[[ DOCUMENT TEXT open ]]

If all this case is about is the disgorgement claim, this sure seems like an enormous waste of everybody’s time. (Indeed, Sokol could save himself and everyone else a whole lot of aggravation if her were to just take out his checkbook and write Berkshire a check for his trading profits.)


Of course, there is always at least the theoretical possibility of damages for the breach of fiduciary duty claim against the other directors. It is only really conceivable to even think about this possibility by overlooking the highly speculative nature of the alleged harms the company sustained and the evanescence of the share price decline. And even then — perhaps others can form a picture of say, Buffett, paying money to Berkshire, but it would take a lot more to persuade me that that could happen here and if it could that it would remotely make sense.


One other possibility that does come to mind is that, if the case gets that far, perhaps the resolution of this case, like the resolution of many shareholder derivative lawsuits, will include the company’s agreement to adopt certain corporate governance reforms. There would be something highly ironic about Berkshire, of all companies, taking on, say, board oversight obligations. However, the original source of the irony is in the events that led to all of this, which is that, at least as the plaintiff would have you believe, Buffett failed to follow the company’s own existing internal guidelines on these types of matters.

[[ DOCUMENT TEXT closed ]]
[[ SOURCE DATA open ]]

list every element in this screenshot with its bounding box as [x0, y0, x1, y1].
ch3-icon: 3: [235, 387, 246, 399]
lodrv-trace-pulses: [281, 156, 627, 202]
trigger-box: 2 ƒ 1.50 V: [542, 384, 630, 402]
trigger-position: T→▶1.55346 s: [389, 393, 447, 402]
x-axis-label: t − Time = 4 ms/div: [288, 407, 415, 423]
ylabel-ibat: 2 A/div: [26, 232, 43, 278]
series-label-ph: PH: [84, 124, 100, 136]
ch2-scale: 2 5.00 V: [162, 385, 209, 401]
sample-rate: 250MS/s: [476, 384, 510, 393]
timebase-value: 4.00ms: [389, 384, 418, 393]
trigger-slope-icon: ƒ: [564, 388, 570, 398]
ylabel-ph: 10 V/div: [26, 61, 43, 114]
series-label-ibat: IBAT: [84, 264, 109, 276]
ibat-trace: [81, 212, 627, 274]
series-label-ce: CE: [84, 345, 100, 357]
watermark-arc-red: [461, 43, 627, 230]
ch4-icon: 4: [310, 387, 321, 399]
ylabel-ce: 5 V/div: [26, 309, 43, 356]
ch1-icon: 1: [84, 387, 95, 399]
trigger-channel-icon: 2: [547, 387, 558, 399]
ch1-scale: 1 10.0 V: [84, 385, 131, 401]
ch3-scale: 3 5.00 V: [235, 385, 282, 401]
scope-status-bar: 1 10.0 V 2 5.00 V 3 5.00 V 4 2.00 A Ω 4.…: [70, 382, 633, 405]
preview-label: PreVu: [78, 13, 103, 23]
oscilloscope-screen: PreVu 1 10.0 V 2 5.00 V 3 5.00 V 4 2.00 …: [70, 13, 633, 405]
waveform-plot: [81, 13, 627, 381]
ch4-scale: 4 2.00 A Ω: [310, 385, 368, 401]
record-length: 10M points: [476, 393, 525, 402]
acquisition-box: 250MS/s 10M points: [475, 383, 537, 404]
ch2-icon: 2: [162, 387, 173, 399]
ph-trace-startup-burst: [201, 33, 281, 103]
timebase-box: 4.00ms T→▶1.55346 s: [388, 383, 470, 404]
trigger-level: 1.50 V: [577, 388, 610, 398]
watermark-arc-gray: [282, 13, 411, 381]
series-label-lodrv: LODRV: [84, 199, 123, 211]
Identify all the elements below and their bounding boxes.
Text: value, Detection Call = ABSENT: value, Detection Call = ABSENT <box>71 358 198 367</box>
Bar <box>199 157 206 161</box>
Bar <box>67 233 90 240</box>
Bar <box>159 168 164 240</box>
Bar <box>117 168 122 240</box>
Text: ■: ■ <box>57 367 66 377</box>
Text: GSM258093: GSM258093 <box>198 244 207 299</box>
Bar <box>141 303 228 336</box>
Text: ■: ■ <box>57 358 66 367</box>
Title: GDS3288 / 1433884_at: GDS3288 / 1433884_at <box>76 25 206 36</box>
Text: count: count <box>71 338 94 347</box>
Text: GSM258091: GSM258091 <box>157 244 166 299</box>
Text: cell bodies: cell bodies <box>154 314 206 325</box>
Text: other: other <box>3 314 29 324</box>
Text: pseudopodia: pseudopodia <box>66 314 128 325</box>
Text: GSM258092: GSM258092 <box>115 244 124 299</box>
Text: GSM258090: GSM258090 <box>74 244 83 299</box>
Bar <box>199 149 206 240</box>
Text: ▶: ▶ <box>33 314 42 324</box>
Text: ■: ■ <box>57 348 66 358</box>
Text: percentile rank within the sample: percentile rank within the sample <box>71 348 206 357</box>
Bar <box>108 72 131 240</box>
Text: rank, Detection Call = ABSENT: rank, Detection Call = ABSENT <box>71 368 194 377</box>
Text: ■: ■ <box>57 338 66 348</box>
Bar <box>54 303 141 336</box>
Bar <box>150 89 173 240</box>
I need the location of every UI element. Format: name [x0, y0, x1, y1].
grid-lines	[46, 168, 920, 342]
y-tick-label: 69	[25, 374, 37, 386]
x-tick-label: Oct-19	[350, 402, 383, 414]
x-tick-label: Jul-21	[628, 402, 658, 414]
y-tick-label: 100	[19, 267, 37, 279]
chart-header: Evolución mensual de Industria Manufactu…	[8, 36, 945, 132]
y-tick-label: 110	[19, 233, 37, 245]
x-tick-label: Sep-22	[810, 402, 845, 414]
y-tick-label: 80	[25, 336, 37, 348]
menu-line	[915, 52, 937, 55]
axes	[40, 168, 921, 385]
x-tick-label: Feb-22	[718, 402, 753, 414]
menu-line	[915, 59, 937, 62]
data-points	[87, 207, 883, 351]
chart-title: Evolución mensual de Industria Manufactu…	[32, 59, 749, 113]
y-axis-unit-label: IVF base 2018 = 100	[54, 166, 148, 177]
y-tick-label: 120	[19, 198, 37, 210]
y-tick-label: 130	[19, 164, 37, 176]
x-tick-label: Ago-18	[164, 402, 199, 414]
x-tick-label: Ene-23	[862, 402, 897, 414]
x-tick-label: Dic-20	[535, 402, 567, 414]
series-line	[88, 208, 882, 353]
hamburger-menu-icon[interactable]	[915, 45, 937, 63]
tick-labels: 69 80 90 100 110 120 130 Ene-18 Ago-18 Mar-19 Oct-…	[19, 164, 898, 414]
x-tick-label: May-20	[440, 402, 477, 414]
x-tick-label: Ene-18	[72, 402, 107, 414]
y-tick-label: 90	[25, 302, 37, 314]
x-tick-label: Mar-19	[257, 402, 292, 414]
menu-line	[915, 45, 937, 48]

[[ SOURCE DATA closed ]]

• [ACTION ITEM A]: In the Berkshire lawsuit commentary, rewrite the stretch from "If all this" through "his trading profits.)", swapping "checkbook" for "wallet".
• [ACTION ITEM B]:
Answer from the Berkshire lawsuit commentary:
(i) According to the commentary, what could Sokol write Berkshire a check for?
(ii) For which claim against the other directors is there a theoretical possibility of damages?
(iii) What does the plaintiff allege Buffett failed to follow?

• [RESULT A]:
If all this case is about is the disgorgement claim, this sure seems like an enormous waste of everybody’s time. (Indeed, Sokol could save himself and everyone else a whole lot of aggravation if her were to just take out his wallet and write Berkshire a check for his trading profits.)

• [RESULT B]:
(i) His trading profits.
(ii) The breach of fiduciary duty claim.
(iii) The company's own existing internal guidelines on these types of matters.